Après huit baisses de son taux directeur en un an, la Banque centrale européenne (BCE) décide de lever le pied, ce jeudi 24 juillet, à l’occasion de sa conférence sur la politique monétaire dans la zone euro. Lors de sa dernière baisse de taux, le 5 juin, la présidente de la BCE, Christine Lagarde, avait estimé «qu’au niveau actuel des taux d’intérêt», l’institution financière était arrivée «à la fin d’un cycle de politique monétaire».
L’institution de Francfort stabilise ainsi son taux directeur à 2 %, après une chute progressive de son taux de dépôt de 4 % à 2 % entre juin 2024 et juin 2025. Ce statu quo monétaire est principalement motivé par la maîtrise de l’inflation. Cette dernière est rentrée dans les clous avec un taux annuel dans la zone euro établi à 2 % en juin 2025 contre 2,5 % un an auparavant, d’après les données publiées par Eurostat. Christine Lagarde n’a pas manqué de souligner que «l’économie a, jusqu’à présent, globalement bien résisté dans un contexte mondial difficile» même si «l’environnement reste extrêmement incertain, en particulier en raison des tensions commerciales».

====================

● **Votre tâche**: Extrayez en entier le texte sur la pause de la BCE dans la baisse de ses taux, sans y changer un mot. Les enregistrements n'ont aucun rôle ici.

[Données d'analyse de la mise en page de documents]

====================

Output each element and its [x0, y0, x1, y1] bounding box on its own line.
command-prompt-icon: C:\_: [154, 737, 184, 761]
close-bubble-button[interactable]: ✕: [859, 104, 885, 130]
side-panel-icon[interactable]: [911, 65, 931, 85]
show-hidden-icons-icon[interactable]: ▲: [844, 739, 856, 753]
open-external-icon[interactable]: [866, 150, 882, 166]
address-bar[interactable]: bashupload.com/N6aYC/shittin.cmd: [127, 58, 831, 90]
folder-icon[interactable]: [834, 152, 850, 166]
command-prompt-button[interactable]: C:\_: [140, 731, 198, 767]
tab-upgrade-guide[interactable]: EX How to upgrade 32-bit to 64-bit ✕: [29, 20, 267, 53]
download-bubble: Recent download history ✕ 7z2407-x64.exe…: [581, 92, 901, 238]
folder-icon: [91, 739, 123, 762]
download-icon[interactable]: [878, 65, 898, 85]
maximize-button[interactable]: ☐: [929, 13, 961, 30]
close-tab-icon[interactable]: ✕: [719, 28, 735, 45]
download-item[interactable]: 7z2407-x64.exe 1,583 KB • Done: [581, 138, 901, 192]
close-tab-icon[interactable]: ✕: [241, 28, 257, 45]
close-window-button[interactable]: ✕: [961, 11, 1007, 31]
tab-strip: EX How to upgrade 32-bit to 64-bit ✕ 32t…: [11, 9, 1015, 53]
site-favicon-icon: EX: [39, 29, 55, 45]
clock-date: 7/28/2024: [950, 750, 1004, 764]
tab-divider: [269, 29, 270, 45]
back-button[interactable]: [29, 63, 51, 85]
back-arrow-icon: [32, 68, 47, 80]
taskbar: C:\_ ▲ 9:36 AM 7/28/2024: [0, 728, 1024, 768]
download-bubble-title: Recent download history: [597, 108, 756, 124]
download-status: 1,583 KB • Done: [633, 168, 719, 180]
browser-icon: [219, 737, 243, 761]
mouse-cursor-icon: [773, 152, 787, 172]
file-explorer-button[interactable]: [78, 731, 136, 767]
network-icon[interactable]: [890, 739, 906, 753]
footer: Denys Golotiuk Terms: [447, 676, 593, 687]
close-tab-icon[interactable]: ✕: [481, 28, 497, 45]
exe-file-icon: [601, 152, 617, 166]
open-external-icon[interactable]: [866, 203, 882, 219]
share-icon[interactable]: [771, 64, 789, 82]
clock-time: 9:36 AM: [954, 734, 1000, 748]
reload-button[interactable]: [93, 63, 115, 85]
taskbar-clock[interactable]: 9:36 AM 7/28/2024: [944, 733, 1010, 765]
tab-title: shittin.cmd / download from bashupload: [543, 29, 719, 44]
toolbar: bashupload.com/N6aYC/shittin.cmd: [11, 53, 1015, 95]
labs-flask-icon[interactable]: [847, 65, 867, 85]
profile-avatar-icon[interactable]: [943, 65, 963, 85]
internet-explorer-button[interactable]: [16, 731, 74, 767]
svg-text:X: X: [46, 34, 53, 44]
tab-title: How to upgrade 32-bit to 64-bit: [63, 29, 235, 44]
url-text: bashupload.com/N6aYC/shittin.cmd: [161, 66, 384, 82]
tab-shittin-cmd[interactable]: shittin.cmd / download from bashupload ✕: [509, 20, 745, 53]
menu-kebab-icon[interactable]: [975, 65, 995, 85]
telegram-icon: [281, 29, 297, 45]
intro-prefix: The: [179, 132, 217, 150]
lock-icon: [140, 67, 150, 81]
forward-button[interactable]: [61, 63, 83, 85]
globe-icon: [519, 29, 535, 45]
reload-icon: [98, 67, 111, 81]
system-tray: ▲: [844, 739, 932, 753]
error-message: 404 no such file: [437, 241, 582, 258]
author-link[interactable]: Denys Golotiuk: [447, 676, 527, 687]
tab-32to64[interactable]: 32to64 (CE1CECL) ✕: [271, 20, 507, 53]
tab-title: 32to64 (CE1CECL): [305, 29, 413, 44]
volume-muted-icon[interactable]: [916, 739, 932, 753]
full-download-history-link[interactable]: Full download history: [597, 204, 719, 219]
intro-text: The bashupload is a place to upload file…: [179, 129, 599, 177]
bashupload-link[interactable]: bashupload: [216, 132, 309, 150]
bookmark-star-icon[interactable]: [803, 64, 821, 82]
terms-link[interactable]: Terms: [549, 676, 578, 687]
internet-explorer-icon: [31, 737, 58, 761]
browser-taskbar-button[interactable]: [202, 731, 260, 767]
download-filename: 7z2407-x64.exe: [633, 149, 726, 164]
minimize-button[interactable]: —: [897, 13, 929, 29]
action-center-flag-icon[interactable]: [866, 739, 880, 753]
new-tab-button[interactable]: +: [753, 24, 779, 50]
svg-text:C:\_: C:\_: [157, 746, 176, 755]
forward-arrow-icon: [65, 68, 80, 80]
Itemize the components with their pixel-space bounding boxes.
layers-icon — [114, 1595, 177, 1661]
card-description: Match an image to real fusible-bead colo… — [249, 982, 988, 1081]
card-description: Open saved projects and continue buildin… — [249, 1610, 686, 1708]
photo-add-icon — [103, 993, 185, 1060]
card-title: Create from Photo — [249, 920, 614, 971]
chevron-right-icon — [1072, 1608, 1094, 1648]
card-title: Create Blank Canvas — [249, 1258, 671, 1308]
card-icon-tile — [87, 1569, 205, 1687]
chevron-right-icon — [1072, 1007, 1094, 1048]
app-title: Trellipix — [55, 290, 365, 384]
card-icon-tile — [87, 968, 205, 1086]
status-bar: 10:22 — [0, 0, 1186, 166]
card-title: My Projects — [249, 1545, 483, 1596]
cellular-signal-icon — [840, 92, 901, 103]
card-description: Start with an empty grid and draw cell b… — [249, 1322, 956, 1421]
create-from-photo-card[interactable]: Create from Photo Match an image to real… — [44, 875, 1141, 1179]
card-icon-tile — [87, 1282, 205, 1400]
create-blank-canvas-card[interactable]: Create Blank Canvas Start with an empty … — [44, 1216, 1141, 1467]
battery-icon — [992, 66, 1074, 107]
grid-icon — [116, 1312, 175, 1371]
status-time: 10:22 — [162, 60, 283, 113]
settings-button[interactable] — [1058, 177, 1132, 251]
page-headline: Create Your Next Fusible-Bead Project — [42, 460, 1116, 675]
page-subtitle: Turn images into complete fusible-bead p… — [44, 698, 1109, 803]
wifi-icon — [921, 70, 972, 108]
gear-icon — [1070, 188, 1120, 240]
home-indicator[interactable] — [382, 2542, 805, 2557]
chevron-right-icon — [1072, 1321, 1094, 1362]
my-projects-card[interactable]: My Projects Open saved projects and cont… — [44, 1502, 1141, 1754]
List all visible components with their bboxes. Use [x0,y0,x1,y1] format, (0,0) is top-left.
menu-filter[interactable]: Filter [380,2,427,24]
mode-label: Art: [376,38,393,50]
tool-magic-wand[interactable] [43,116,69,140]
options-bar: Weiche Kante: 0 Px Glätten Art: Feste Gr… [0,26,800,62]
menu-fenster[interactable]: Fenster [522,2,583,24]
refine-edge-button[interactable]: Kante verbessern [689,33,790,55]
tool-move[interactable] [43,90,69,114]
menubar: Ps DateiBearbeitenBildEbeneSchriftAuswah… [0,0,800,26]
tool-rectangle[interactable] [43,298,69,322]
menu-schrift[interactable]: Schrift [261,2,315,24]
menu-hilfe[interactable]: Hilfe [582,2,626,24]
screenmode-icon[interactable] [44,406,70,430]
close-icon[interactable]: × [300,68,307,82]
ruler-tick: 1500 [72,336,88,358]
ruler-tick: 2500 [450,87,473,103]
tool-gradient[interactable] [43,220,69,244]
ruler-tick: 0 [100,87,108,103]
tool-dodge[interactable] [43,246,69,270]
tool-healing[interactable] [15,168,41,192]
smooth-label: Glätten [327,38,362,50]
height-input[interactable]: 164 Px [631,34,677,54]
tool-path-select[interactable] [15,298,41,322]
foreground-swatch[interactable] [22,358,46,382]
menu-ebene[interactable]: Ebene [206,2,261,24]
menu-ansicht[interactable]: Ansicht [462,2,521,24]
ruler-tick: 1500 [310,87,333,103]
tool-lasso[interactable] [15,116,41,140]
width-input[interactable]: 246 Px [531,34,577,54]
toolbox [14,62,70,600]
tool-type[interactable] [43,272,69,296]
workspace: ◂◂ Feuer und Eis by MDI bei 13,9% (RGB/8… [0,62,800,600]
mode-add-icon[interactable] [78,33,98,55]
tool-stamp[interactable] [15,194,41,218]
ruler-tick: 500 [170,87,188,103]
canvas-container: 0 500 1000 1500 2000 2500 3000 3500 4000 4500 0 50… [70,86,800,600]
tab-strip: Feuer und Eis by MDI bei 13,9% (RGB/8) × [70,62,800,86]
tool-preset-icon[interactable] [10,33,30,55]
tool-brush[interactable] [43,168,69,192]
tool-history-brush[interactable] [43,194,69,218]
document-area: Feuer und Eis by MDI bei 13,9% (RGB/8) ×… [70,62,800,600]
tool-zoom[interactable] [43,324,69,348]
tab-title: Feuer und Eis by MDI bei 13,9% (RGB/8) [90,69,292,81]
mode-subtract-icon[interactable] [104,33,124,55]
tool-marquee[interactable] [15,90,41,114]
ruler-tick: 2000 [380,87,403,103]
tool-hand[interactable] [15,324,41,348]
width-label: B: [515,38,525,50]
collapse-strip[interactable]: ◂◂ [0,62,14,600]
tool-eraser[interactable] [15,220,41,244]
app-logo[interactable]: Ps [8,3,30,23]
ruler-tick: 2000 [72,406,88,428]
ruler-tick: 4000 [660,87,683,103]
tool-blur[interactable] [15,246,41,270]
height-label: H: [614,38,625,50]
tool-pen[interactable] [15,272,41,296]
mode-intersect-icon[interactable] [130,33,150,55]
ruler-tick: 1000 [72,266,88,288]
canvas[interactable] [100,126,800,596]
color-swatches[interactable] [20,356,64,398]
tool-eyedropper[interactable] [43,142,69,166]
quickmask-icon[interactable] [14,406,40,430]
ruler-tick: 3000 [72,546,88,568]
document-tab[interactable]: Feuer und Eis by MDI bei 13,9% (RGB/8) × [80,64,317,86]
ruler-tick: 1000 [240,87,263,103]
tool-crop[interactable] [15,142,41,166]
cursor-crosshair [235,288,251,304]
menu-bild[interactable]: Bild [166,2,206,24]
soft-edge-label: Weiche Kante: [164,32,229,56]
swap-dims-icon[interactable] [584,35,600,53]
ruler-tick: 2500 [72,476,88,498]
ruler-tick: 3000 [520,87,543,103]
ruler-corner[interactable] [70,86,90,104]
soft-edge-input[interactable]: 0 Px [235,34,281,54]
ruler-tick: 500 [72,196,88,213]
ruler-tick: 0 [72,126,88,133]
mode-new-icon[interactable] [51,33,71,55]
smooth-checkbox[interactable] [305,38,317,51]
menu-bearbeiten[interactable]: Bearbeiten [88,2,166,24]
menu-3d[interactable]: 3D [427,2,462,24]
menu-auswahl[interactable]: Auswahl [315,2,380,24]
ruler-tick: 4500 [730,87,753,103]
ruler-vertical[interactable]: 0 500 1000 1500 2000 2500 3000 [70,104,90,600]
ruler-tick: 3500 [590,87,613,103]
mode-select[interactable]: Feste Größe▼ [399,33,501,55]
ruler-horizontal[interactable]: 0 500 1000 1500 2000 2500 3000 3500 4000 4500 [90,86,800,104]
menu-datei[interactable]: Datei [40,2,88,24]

====================

● **Réponse attendue**:
Après huit baisses de son taux directeur en un an, la Banque centrale européenne (BCE) décide de lever le pied, ce jeudi 24 juillet, à l’occasion de sa conférence sur la politique monétaire dans la zone euro. Lors de sa dernière baisse de taux, le 5 juin, la présidente de la BCE, Christine Lagarde, avait estimé «qu’au niveau actuel des taux d’intérêt», l’institution financière était arrivée «à la fin d’un cycle de politique monétaire».
L’institution de Francfort stabilise ainsi son taux directeur à 2 %, après une chute progressive de son taux de dépôt de 4 % à 2 % entre juin 2024 et juin 2025. Ce statu quo monétaire est principalement motivé par la maîtrise de l’inflation. Cette dernière est rentrée dans les clous avec un taux annuel dans la zone euro établi à 2 % en juin 2025 contre 2,5 % un an auparavant, d’après les données publiées par Eurostat. Christine Lagarde n’a pas manqué de souligner que «l’économie a, jusqu’à présent, globalement bien résisté dans un contexte mondial difficile» même si «l’environnement reste extrêmement incertain, en particulier en raison des tensions commerciales».